> [Instruction]: Collect every line in the records below that contains the word "Some".

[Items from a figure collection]
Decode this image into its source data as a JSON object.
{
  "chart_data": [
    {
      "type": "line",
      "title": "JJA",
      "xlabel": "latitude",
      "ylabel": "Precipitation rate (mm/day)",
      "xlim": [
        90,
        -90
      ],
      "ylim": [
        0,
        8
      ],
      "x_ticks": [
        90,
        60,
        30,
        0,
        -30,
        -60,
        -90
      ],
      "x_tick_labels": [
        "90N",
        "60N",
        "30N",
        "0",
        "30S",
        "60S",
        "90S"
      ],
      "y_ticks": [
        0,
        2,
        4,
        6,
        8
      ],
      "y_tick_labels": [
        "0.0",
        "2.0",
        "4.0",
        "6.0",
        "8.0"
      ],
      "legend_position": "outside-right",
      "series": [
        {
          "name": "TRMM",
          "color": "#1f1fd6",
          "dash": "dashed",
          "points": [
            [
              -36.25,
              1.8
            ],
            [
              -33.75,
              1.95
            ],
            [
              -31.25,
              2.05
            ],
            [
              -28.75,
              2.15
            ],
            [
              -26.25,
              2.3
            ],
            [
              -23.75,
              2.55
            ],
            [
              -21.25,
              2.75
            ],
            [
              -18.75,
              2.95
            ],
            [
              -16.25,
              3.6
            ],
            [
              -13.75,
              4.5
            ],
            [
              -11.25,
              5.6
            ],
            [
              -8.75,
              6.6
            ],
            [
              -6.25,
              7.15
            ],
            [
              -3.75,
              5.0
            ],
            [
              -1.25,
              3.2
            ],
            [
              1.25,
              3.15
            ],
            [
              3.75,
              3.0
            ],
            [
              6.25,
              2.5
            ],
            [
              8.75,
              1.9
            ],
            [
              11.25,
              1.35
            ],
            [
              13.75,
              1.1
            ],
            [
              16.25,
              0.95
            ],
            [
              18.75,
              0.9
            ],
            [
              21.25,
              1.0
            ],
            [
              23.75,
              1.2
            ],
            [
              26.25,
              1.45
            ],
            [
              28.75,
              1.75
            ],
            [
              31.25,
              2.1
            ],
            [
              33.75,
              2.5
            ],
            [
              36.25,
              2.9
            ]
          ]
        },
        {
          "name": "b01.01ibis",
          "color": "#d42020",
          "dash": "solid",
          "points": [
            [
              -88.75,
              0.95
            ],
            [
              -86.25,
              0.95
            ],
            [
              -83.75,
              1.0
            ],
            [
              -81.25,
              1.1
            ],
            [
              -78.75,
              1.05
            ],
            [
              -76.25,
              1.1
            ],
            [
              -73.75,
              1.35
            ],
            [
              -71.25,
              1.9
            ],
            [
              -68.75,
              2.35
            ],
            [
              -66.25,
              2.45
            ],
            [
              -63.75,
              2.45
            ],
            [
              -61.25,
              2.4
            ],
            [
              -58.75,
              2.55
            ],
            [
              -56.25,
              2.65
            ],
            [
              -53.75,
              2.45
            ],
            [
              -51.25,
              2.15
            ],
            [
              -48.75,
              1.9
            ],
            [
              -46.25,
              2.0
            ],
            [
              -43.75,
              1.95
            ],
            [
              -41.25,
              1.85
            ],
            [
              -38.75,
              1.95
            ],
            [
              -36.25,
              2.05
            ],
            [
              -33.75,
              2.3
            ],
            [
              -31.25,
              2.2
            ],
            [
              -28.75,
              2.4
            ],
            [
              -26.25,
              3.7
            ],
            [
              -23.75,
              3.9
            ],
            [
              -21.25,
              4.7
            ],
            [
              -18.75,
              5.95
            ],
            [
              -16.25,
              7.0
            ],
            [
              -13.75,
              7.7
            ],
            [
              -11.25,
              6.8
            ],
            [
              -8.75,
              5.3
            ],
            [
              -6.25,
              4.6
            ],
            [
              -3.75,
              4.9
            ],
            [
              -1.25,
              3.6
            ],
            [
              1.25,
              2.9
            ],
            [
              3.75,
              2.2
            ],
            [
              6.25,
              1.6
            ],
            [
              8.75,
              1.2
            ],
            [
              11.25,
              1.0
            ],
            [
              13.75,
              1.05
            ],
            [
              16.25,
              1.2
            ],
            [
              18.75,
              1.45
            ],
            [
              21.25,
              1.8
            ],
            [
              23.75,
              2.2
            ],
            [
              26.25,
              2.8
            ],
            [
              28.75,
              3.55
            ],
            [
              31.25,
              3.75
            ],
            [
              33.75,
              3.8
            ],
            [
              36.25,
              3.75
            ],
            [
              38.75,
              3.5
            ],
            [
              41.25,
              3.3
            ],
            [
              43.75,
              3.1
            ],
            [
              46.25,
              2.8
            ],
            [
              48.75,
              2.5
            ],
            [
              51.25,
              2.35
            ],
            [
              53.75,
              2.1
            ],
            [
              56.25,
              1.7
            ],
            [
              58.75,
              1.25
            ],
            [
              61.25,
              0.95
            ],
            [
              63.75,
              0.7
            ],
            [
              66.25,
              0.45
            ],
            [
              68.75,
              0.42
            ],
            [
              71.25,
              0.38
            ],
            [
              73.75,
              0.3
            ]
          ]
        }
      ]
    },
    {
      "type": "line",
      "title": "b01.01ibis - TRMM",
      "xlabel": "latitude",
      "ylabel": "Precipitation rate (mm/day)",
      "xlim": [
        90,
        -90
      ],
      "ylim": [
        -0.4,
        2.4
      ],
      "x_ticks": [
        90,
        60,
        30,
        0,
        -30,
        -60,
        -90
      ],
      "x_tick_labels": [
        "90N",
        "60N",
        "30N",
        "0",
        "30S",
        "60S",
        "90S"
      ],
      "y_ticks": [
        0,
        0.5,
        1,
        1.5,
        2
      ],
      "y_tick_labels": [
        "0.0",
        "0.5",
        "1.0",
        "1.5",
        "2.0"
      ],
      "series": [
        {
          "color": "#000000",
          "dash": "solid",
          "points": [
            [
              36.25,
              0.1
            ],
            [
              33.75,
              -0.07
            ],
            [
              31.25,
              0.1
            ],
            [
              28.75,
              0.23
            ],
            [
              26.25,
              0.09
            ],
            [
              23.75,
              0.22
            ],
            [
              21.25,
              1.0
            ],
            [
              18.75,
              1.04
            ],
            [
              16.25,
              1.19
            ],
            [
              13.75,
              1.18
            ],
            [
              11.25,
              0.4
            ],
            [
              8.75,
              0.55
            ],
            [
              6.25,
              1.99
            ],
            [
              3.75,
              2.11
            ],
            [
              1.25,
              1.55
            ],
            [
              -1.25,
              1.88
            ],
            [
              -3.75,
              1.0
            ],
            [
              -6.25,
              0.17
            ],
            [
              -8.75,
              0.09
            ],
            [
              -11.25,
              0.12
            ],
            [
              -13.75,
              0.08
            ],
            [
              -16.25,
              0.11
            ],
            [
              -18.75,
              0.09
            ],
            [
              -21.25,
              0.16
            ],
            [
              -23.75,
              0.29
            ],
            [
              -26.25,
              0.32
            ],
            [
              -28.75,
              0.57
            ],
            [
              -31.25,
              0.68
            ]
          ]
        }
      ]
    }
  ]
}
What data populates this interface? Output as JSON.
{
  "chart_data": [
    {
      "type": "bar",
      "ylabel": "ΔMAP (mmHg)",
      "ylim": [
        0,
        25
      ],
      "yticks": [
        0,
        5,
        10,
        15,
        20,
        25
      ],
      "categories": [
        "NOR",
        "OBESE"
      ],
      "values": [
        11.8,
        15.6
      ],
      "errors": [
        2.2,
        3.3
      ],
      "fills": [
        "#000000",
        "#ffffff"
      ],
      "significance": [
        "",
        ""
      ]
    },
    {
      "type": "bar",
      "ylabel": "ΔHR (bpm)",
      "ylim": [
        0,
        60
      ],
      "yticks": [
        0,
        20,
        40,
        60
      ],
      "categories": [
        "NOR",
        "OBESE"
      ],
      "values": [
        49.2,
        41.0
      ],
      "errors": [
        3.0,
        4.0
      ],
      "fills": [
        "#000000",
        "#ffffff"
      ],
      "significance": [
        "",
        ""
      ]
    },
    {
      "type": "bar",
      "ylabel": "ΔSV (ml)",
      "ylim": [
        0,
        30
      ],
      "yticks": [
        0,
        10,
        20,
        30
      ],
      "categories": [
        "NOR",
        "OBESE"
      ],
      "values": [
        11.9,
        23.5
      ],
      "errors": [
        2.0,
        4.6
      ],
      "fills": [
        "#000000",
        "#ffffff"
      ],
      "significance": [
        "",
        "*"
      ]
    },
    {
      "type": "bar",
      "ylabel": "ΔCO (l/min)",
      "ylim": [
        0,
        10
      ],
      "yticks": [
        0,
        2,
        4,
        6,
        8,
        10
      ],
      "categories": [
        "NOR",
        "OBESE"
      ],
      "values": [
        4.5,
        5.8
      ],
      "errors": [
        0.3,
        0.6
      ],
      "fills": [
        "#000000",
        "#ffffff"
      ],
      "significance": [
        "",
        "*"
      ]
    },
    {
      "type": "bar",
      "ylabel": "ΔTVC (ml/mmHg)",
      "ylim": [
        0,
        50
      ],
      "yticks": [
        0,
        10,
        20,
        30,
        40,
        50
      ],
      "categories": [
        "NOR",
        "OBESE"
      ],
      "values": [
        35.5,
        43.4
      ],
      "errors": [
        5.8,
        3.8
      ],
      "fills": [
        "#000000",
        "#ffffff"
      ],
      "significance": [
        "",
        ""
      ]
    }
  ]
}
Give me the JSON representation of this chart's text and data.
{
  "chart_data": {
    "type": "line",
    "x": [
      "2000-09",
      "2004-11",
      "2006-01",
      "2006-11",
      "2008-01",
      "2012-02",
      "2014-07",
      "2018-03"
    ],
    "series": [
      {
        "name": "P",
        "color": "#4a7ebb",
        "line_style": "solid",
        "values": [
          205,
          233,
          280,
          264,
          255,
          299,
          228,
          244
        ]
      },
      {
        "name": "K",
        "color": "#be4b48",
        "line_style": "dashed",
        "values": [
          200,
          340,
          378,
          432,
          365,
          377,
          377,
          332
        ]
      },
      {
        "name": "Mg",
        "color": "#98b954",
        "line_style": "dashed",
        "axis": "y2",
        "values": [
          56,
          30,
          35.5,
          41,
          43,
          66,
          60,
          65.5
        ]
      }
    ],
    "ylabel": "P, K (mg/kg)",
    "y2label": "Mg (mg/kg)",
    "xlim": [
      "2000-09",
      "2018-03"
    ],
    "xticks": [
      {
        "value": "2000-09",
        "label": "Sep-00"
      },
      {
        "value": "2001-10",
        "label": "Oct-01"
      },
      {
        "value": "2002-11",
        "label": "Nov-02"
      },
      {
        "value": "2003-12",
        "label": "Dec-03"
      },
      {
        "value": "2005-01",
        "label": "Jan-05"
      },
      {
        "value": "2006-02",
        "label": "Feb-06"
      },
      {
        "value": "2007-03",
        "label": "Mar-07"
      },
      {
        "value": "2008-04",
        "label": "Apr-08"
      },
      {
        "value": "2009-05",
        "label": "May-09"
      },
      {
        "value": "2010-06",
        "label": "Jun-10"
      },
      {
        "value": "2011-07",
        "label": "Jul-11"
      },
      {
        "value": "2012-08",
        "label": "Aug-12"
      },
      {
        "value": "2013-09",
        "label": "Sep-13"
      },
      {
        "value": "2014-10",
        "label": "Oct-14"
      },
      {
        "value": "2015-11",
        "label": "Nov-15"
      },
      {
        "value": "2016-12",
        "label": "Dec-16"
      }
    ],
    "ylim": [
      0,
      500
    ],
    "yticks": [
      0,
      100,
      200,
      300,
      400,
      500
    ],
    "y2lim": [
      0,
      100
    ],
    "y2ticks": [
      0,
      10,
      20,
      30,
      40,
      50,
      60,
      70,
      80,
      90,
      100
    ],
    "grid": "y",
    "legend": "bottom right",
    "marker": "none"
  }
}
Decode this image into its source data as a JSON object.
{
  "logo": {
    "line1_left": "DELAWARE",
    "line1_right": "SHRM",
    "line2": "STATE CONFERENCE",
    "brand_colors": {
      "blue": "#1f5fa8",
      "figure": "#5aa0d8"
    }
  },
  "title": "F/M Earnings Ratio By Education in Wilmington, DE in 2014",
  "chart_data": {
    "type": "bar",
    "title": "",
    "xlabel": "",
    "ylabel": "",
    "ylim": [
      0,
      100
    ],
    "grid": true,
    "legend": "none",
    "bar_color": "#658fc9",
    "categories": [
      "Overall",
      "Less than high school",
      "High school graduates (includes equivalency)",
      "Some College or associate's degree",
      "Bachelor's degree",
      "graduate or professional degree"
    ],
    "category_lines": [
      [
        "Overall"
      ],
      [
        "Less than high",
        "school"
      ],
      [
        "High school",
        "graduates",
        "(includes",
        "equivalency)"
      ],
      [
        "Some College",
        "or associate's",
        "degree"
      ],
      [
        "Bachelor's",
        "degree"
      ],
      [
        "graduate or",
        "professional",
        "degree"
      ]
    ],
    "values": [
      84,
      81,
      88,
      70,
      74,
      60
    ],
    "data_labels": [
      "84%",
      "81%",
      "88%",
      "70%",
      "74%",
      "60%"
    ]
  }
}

> [Answer to this problem]:
      "Some College or associate's degree",
        "Some College",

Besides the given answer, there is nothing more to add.